(Tujuan Tugas 1)
Kutip secara persis bagian teks tentang kenangan di kota ini, mulai dari "Hari-hari meluncur cepat" dan berlanjut sampai "ucapan selamat tinggal.".

(Teks Dokumen)
%%
Aku terbayang tentang kota ini, tentang kau dan aku, tentang menjadi muda, bahagia dan bebas. Aku ingat setiap "Sabar dulu," ketika aku sudah terkantuk di sela percakapan tengah malam kita dan memintamu untuk pulang. Aku terkenang akan "Cepat pulang e," saat aku pergi bersama teman-teman yang tak pernah (menunjukkan) penasaran tentang kita. Aku rindu pada sorotan mata yang menatap lekat di atas hidung mancung dan bibir yang terlihat terus tersenyum meski saat marah. Aku pernah dibuat percaya bahwa hari ini dan besok tangan kita akan selalu bergandengan di bawah kemilau mentari. Nyatanya malam kelam datang saat kita merancang rencana-rencana lain.
 
Hari-hari meluncur cepat menjadi bulan dan kemudian menjadi tahun. Aku membangun harapan, tapi hari ini dan besok tak paham. Mereka membiarkanmu pergi, harapku kau pergi untuk sesuatu yang memang jauh lebih baik tanpa aku. Bagiku kau adalah mentari di cakrawala, kau adalah langit biru cerah di musim panas, kau bulan yang  menemani harapan bintang-bintang kecil. Tapi teramat malam ini kau hanyalah ucapan selamat tinggal.
%%
(Entri Data)
%%
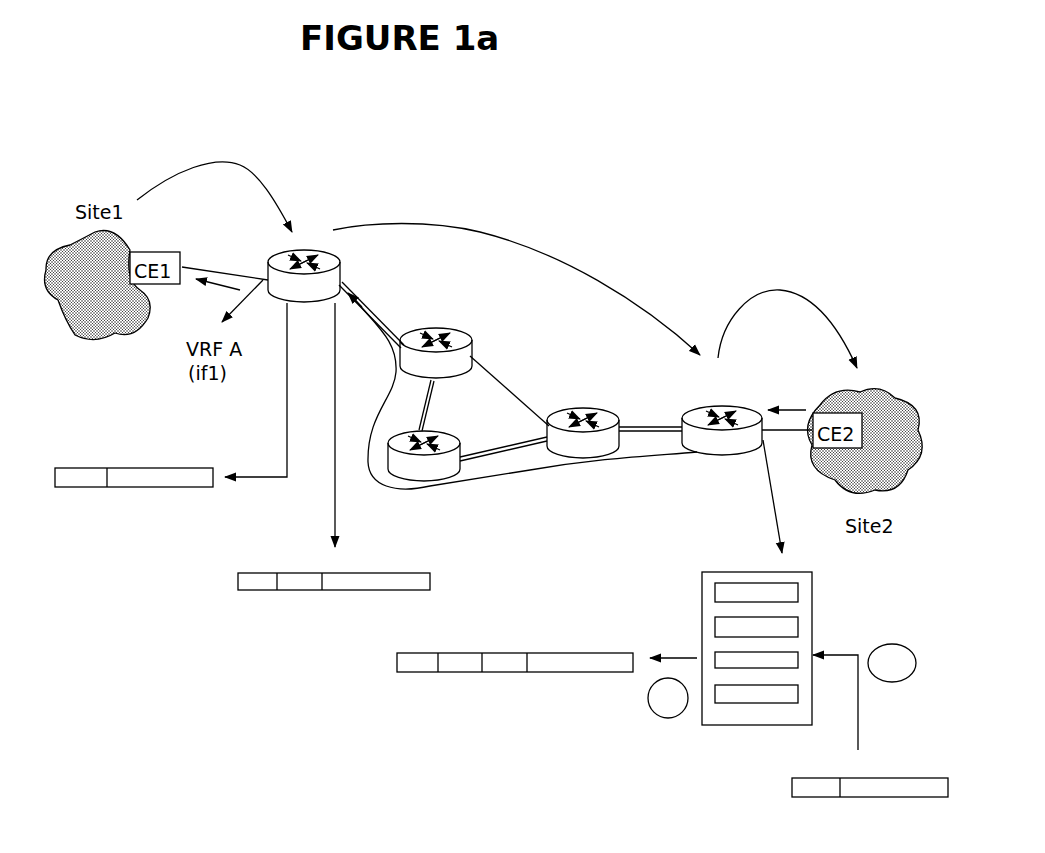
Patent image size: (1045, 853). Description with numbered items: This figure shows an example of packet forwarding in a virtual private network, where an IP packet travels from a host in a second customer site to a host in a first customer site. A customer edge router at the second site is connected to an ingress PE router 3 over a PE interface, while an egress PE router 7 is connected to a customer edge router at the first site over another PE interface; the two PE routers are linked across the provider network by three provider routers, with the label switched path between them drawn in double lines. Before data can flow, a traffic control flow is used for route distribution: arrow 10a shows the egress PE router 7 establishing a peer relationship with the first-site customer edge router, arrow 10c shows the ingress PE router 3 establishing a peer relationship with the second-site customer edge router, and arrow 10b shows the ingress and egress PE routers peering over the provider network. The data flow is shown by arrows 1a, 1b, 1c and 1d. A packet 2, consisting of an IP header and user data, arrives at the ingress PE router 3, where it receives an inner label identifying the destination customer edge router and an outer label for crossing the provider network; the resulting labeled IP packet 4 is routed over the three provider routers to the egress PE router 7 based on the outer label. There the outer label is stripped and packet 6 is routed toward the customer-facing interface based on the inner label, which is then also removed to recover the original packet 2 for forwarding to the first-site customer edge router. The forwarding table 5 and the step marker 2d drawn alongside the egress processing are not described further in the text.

The peer relationship arrow 10a is at (221, 164).
The PE-PE peer relationship arrow 10b is at (612, 290).
The ingress PE-CE2 peer relationship arrow 10c is at (773, 289).
The egress PE router 7 is at (278, 250).
The data flow arrow 1a is at (784, 402).
The data flow arrow 1b is at (530, 478).
The data flow arrow 1c is at (246, 477).
The data flow arrow 1d is at (220, 284).
The packet 2 is at (147, 488).
The ingress PE router 3 is at (700, 455).
The IP packet with inner and outer labels 4 is at (526, 672).
The forwarding table 5 is at (740, 718).
The packet 6 is at (318, 590).
The lookup step 2d is at (672, 688).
%%
(Tujuan Tugas 2)
Kumpulkan setiap baris catatan di atas yang memuat kata "packet", lalu salin baris-baris itu tanpa perubahan.

(Jawaban Lengkap 1)
Hari-hari meluncur cepat menjadi bulan dan kemudian menjadi tahun. Aku membangun harapan, tapi hari ini dan besok tak paham. Mereka membiarkanmu pergi, harapku kau pergi untuk sesuatu yang memang jauh lebih baik tanpa aku. Bagiku kau adalah mentari di cakrawala, kau adalah langit biru cerah di musim panas, kau bulan yang  menemani harapan bintang-bintang kecil. Tapi teramat malam ini kau hanyalah ucapan selamat tinggal.

(Jawaban Lengkap 2)
Patent image size: (1045, 853). Description with numbered items: This figure shows an example of packet forwarding in a virtual private network, where an IP packet travels from a host in a second customer site to a host in a first customer site. A customer edge router at the second site is connected to an ingress PE router 3 over a PE interface, while an egress PE router 7 is connected to a customer edge router at the first site over another PE interface; the two PE routers are linked across the provider network by three provider routers, with the label switched path between them drawn in double lines. Before data can flow, a traffic control flow is used for route distribution: arrow 10a shows the egress PE router 7 establishing a peer relationship with the first-site customer edge router, arrow 10c shows the ingress PE router 3 establishing a peer relationship with the second-site customer edge router, and arrow 10b shows the ingress and egress PE routers peering over the provider network. The data flow is shown by arrows 1a, 1b, 1c and 1d. A packet 2, consisting of an IP header and user data, arrives at the ingress PE router 3, where it receives an inner label identifying the destination customer edge router and an outer label for crossing the provider network; the resulting labeled IP packet 4 is routed over the three provider routers to the egress PE router 7 based on the outer label. There the outer label is stripped and packet 6 is routed toward the customer-facing interface based on the inner label, which is then also removed to recover the original packet 2 for forwarding to the first-site customer edge router. The forwarding table 5 and the step marker 2d drawn alongside the egress processing are not described further in the text.
The packet 2 is at (147, 488).
The IP packet with inner and outer labels 4 is at (526, 672).
The packet 6 is at (318, 590).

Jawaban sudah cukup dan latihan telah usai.